• [YOUR GOAL]:
Set the listing down unchanged, minus every embedded image.

• [ROWS]:
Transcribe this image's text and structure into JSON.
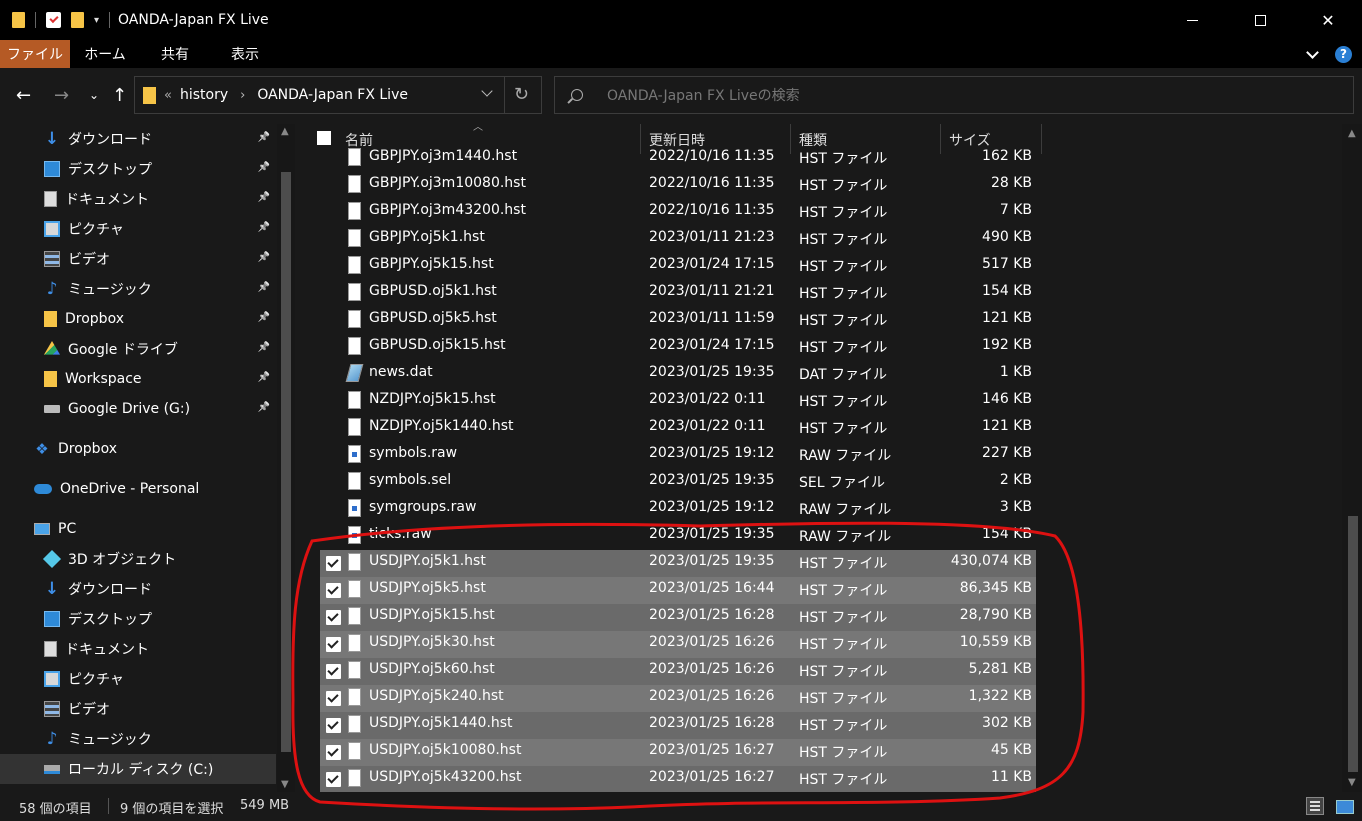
{
  "window": {
    "title": "OANDA-Japan FX Live"
  },
  "ribbon": {
    "tabs": [
      "ファイル",
      "ホーム",
      "共有",
      "表示"
    ]
  },
  "address": {
    "crumbs": [
      "history",
      "OANDA-Japan FX Live"
    ],
    "overflow": "«"
  },
  "search": {
    "placeholder": "OANDA-Japan FX Liveの検索"
  },
  "sidebar": {
    "items": [
      {
        "label": "ダウンロード",
        "icon": "download-icon",
        "pinned": true
      },
      {
        "label": "デスクトップ",
        "icon": "desktop-icon",
        "pinned": true
      },
      {
        "label": "ドキュメント",
        "icon": "document-icon",
        "pinned": true
      },
      {
        "label": "ピクチャ",
        "icon": "pictures-icon",
        "pinned": true
      },
      {
        "label": "ビデオ",
        "icon": "video-icon",
        "pinned": true
      },
      {
        "label": "ミュージック",
        "icon": "music-icon",
        "pinned": true
      },
      {
        "label": "Dropbox",
        "icon": "folder-icon",
        "pinned": true
      },
      {
        "label": "Google ドライブ",
        "icon": "google-drive-icon",
        "pinned": true
      },
      {
        "label": "Workspace",
        "icon": "folder-icon",
        "pinned": true
      },
      {
        "label": "Google Drive (G:)",
        "icon": "drive-icon",
        "pinned": true
      },
      {
        "label": "Dropbox",
        "icon": "dropbox-icon",
        "pinned": false
      },
      {
        "label": "OneDrive - Personal",
        "icon": "onedrive-icon",
        "pinned": false
      },
      {
        "label": "PC",
        "icon": "pc-icon",
        "pinned": false
      },
      {
        "label": "3D オブジェクト",
        "icon": "3d-objects-icon",
        "pinned": false
      },
      {
        "label": "ダウンロード",
        "icon": "download-icon",
        "pinned": false
      },
      {
        "label": "デスクトップ",
        "icon": "desktop-icon",
        "pinned": false
      },
      {
        "label": "ドキュメント",
        "icon": "document-icon",
        "pinned": false
      },
      {
        "label": "ピクチャ",
        "icon": "pictures-icon",
        "pinned": false
      },
      {
        "label": "ビデオ",
        "icon": "video-icon",
        "pinned": false
      },
      {
        "label": "ミュージック",
        "icon": "music-icon",
        "pinned": false
      },
      {
        "label": "ローカル ディスク (C:)",
        "icon": "local-disk-icon",
        "pinned": false,
        "selected": true
      }
    ]
  },
  "columns": [
    "名前",
    "更新日時",
    "種類",
    "サイズ"
  ],
  "files": [
    {
      "name": "GBPJPY.oj3m1440.hst",
      "date": "2022/10/16 11:35",
      "type": "HST ファイル",
      "size": "162 KB",
      "icon": "file-icon",
      "selected": false
    },
    {
      "name": "GBPJPY.oj3m10080.hst",
      "date": "2022/10/16 11:35",
      "type": "HST ファイル",
      "size": "28 KB",
      "icon": "file-icon",
      "selected": false
    },
    {
      "name": "GBPJPY.oj3m43200.hst",
      "date": "2022/10/16 11:35",
      "type": "HST ファイル",
      "size": "7 KB",
      "icon": "file-icon",
      "selected": false
    },
    {
      "name": "GBPJPY.oj5k1.hst",
      "date": "2023/01/11 21:23",
      "type": "HST ファイル",
      "size": "490 KB",
      "icon": "file-icon",
      "selected": false
    },
    {
      "name": "GBPJPY.oj5k15.hst",
      "date": "2023/01/24 17:15",
      "type": "HST ファイル",
      "size": "517 KB",
      "icon": "file-icon",
      "selected": false
    },
    {
      "name": "GBPUSD.oj5k1.hst",
      "date": "2023/01/11 21:21",
      "type": "HST ファイル",
      "size": "154 KB",
      "icon": "file-icon",
      "selected": false
    },
    {
      "name": "GBPUSD.oj5k5.hst",
      "date": "2023/01/11 11:59",
      "type": "HST ファイル",
      "size": "121 KB",
      "icon": "file-icon",
      "selected": false
    },
    {
      "name": "GBPUSD.oj5k15.hst",
      "date": "2023/01/24 17:15",
      "type": "HST ファイル",
      "size": "192 KB",
      "icon": "file-icon",
      "selected": false
    },
    {
      "name": "news.dat",
      "date": "2023/01/25 19:35",
      "type": "DAT ファイル",
      "size": "1 KB",
      "icon": "dat-file-icon",
      "selected": false
    },
    {
      "name": "NZDJPY.oj5k15.hst",
      "date": "2023/01/22 0:11",
      "type": "HST ファイル",
      "size": "146 KB",
      "icon": "file-icon",
      "selected": false
    },
    {
      "name": "NZDJPY.oj5k1440.hst",
      "date": "2023/01/22 0:11",
      "type": "HST ファイル",
      "size": "121 KB",
      "icon": "file-icon",
      "selected": false
    },
    {
      "name": "symbols.raw",
      "date": "2023/01/25 19:12",
      "type": "RAW ファイル",
      "size": "227 KB",
      "icon": "raw-file-icon",
      "selected": false
    },
    {
      "name": "symbols.sel",
      "date": "2023/01/25 19:35",
      "type": "SEL ファイル",
      "size": "2 KB",
      "icon": "file-icon",
      "selected": false
    },
    {
      "name": "symgroups.raw",
      "date": "2023/01/25 19:12",
      "type": "RAW ファイル",
      "size": "3 KB",
      "icon": "raw-file-icon",
      "selected": false
    },
    {
      "name": "ticks.raw",
      "date": "2023/01/25 19:35",
      "type": "RAW ファイル",
      "size": "154 KB",
      "icon": "raw-file-icon",
      "selected": false
    },
    {
      "name": "USDJPY.oj5k1.hst",
      "date": "2023/01/25 19:35",
      "type": "HST ファイル",
      "size": "430,074 KB",
      "icon": "file-icon",
      "selected": true
    },
    {
      "name": "USDJPY.oj5k5.hst",
      "date": "2023/01/25 16:44",
      "type": "HST ファイル",
      "size": "86,345 KB",
      "icon": "file-icon",
      "selected": true
    },
    {
      "name": "USDJPY.oj5k15.hst",
      "date": "2023/01/25 16:28",
      "type": "HST ファイル",
      "size": "28,790 KB",
      "icon": "file-icon",
      "selected": true
    },
    {
      "name": "USDJPY.oj5k30.hst",
      "date": "2023/01/25 16:26",
      "type": "HST ファイル",
      "size": "10,559 KB",
      "icon": "file-icon",
      "selected": true
    },
    {
      "name": "USDJPY.oj5k60.hst",
      "date": "2023/01/25 16:26",
      "type": "HST ファイル",
      "size": "5,281 KB",
      "icon": "file-icon",
      "selected": true
    },
    {
      "name": "USDJPY.oj5k240.hst",
      "date": "2023/01/25 16:26",
      "type": "HST ファイル",
      "size": "1,322 KB",
      "icon": "file-icon",
      "selected": true
    },
    {
      "name": "USDJPY.oj5k1440.hst",
      "date": "2023/01/25 16:28",
      "type": "HST ファイル",
      "size": "302 KB",
      "icon": "file-icon",
      "selected": true
    },
    {
      "name": "USDJPY.oj5k10080.hst",
      "date": "2023/01/25 16:27",
      "type": "HST ファイル",
      "size": "45 KB",
      "icon": "file-icon",
      "selected": true
    },
    {
      "name": "USDJPY.oj5k43200.hst",
      "date": "2023/01/25 16:27",
      "type": "HST ファイル",
      "size": "11 KB",
      "icon": "file-icon",
      "selected": true
    }
  ],
  "status": {
    "item_count": "58 個の項目",
    "selection": "9 個の項目を選択",
    "selection_size": "549 MB"
  },
  "colors": {
    "selection_row": "#777777",
    "ribbon_active": "#b55a25",
    "annotation": "#dd1111"
  }
}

• [ANSWER TO THIS EXERCISE]:
Transcribe this image's text and structure into JSON.
{
  "window": {
    "title": "OANDA-Japan FX Live"
  },
  "ribbon": {
    "tabs": [
      "ファイル",
      "ホーム",
      "共有",
      "表示"
    ]
  },
  "address": {
    "crumbs": [
      "history",
      "OANDA-Japan FX Live"
    ],
    "overflow": "«"
  },
  "search": {
    "placeholder": "OANDA-Japan FX Liveの検索"
  },
  "sidebar": {
    "items": [
      {
        "label": "ダウンロード",
        "icon": "download-icon",
        "pinned": true
      },
      {
        "label": "デスクトップ",
        "icon": "desktop-icon",
        "pinned": true
      },
      {
        "label": "ドキュメント",
        "icon": "document-icon",
        "pinned": true
      },
      {
        "label": "ピクチャ",
        "icon": "pictures-icon",
        "pinned": true
      },
      {
        "label": "ビデオ",
        "icon": "video-icon",
        "pinned": true
      },
      {
        "label": "ミュージック",
        "icon": "music-icon",
        "pinned": true
      },
      {
        "label": "Dropbox",
        "icon": "folder-icon",
        "pinned": true
      },
      {
        "label": "Google ドライブ",
        "icon": "google-drive-icon",
        "pinned": true
      },
      {
        "label": "Workspace",
        "icon": "folder-icon",
        "pinned": true
      },
      {
        "label": "Google Drive (G:)",
        "icon": "drive-icon",
        "pinned": true
      },
      {
        "label": "Dropbox",
        "icon": "dropbox-icon",
        "pinned": false
      },
      {
        "label": "OneDrive - Personal",
        "icon": "onedrive-icon",
        "pinned": false
      },
      {
        "label": "PC",
        "icon": "pc-icon",
        "pinned": false
      },
      {
        "label": "3D オブジェクト",
        "icon": "3d-objects-icon",
        "pinned": false
      },
      {
        "label": "ダウンロード",
        "icon": "download-icon",
        "pinned": false
      },
      {
        "label": "デスクトップ",
        "icon": "desktop-icon",
        "pinned": false
      },
      {
        "label": "ドキュメント",
        "icon": "document-icon",
        "pinned": false
      },
      {
        "label": "ピクチャ",
        "icon": "pictures-icon",
        "pinned": false
      },
      {
        "label": "ビデオ",
        "icon": "video-icon",
        "pinned": false
      },
      {
        "label": "ミュージック",
        "icon": "music-icon",
        "pinned": false
      },
      {
        "label": "ローカル ディスク (C:)",
        "icon": "local-disk-icon",
        "pinned": false,
        "selected": true
      }
    ]
  },
  "columns": [
    "名前",
    "更新日時",
    "種類",
    "サイズ"
  ],
  "files": [
    {
      "name": "GBPJPY.oj3m1440.hst",
      "date": "2022/10/16 11:35",
      "type": "HST ファイル",
      "size": "162 KB",
      "icon": "file-icon",
      "selected": false
    },
    {
      "name": "GBPJPY.oj3m10080.hst",
      "date": "2022/10/16 11:35",
      "type": "HST ファイル",
      "size": "28 KB",
      "icon": "file-icon",
      "selected": false
    },
    {
      "name": "GBPJPY.oj3m43200.hst",
      "date": "2022/10/16 11:35",
      "type": "HST ファイル",
      "size": "7 KB",
      "icon": "file-icon",
      "selected": false
    },
    {
      "name": "GBPJPY.oj5k1.hst",
      "date": "2023/01/11 21:23",
      "type": "HST ファイル",
      "size": "490 KB",
      "icon": "file-icon",
      "selected": false
    },
    {
      "name": "GBPJPY.oj5k15.hst",
      "date": "2023/01/24 17:15",
      "type": "HST ファイル",
      "size": "517 KB",
      "icon": "file-icon",
      "selected": false
    },
    {
      "name": "GBPUSD.oj5k1.hst",
      "date": "2023/01/11 21:21",
      "type": "HST ファイル",
      "size": "154 KB",
      "icon": "file-icon",
      "selected": false
    },
    {
      "name": "GBPUSD.oj5k5.hst",
      "date": "2023/01/11 11:59",
      "type": "HST ファイル",
      "size": "121 KB",
      "icon": "file-icon",
      "selected": false
    },
    {
      "name": "GBPUSD.oj5k15.hst",
      "date": "2023/01/24 17:15",
      "type": "HST ファイル",
      "size": "192 KB",
      "icon": "file-icon",
      "selected": false
    },
    {
      "name": "news.dat",
      "date": "2023/01/25 19:35",
      "type": "DAT ファイル",
      "size": "1 KB",
      "icon": "dat-file-icon",
      "selected": false
    },
    {
      "name": "NZDJPY.oj5k15.hst",
      "date": "2023/01/22 0:11",
      "type": "HST ファイル",
      "size": "146 KB",
      "icon": "file-icon",
      "selected": false
    },
    {
      "name": "NZDJPY.oj5k1440.hst",
      "date": "2023/01/22 0:11",
      "type": "HST ファイル",
      "size": "121 KB",
      "icon": "file-icon",
      "selected": false
    },
    {
      "name": "symbols.raw",
      "date": "2023/01/25 19:12",
      "type": "RAW ファイル",
      "size": "227 KB",
      "icon": "raw-file-icon",
      "selected": false
    },
    {
      "name": "symbols.sel",
      "date": "2023/01/25 19:35",
      "type": "SEL ファイル",
      "size": "2 KB",
      "icon": "file-icon",
      "selected": false
    },
    {
      "name": "symgroups.raw",
      "date": "2023/01/25 19:12",
      "type": "RAW ファイル",
      "size": "3 KB",
      "icon": "raw-file-icon",
      "selected": false
    },
    {
      "name": "ticks.raw",
      "date": "2023/01/25 19:35",
      "type": "RAW ファイル",
      "size": "154 KB",
      "icon": "raw-file-icon",
      "selected": false
    },
    {
      "name": "USDJPY.oj5k1.hst",
      "date": "2023/01/25 19:35",
      "type": "HST ファイル",
      "size": "430,074 KB",
      "icon": "file-icon",
      "selected": true
    },
    {
      "name": "USDJPY.oj5k5.hst",
      "date": "2023/01/25 16:44",
      "type": "HST ファイル",
      "size": "86,345 KB",
      "icon": "file-icon",
      "selected": true
    },
    {
      "name": "USDJPY.oj5k15.hst",
      "date": "2023/01/25 16:28",
      "type": "HST ファイル",
      "size": "28,790 KB",
      "icon": "file-icon",
      "selected": true
    },
    {
      "name": "USDJPY.oj5k30.hst",
      "date": "2023/01/25 16:26",
      "type": "HST ファイル",
      "size": "10,559 KB",
      "icon": "file-icon",
      "selected": true
    },
    {
      "name": "USDJPY.oj5k60.hst",
      "date": "2023/01/25 16:26",
      "type": "HST ファイル",
      "size": "5,281 KB",
      "icon": "file-icon",
      "selected": true
    },
    {
      "name": "USDJPY.oj5k240.hst",
      "date": "2023/01/25 16:26",
      "type": "HST ファイル",
      "size": "1,322 KB",
      "icon": "file-icon",
      "selected": true
    },
    {
      "name": "USDJPY.oj5k1440.hst",
      "date": "2023/01/25 16:28",
      "type": "HST ファイル",
      "size": "302 KB",
      "icon": "file-icon",
      "selected": true
    },
    {
      "name": "USDJPY.oj5k10080.hst",
      "date": "2023/01/25 16:27",
      "type": "HST ファイル",
      "size": "45 KB",
      "icon": "file-icon",
      "selected": true
    },
    {
      "name": "USDJPY.oj5k43200.hst",
      "date": "2023/01/25 16:27",
      "type": "HST ファイル",
      "size": "11 KB",
      "icon": "file-icon",
      "selected": true
    }
  ],
  "status": {
    "item_count": "58 個の項目",
    "selection": "9 個の項目を選択",
    "selection_size": "549 MB"
  },
  "colors": {
    "selection_row": "#777777",
    "ribbon_active": "#b55a25",
    "annotation": "#dd1111"
  }
}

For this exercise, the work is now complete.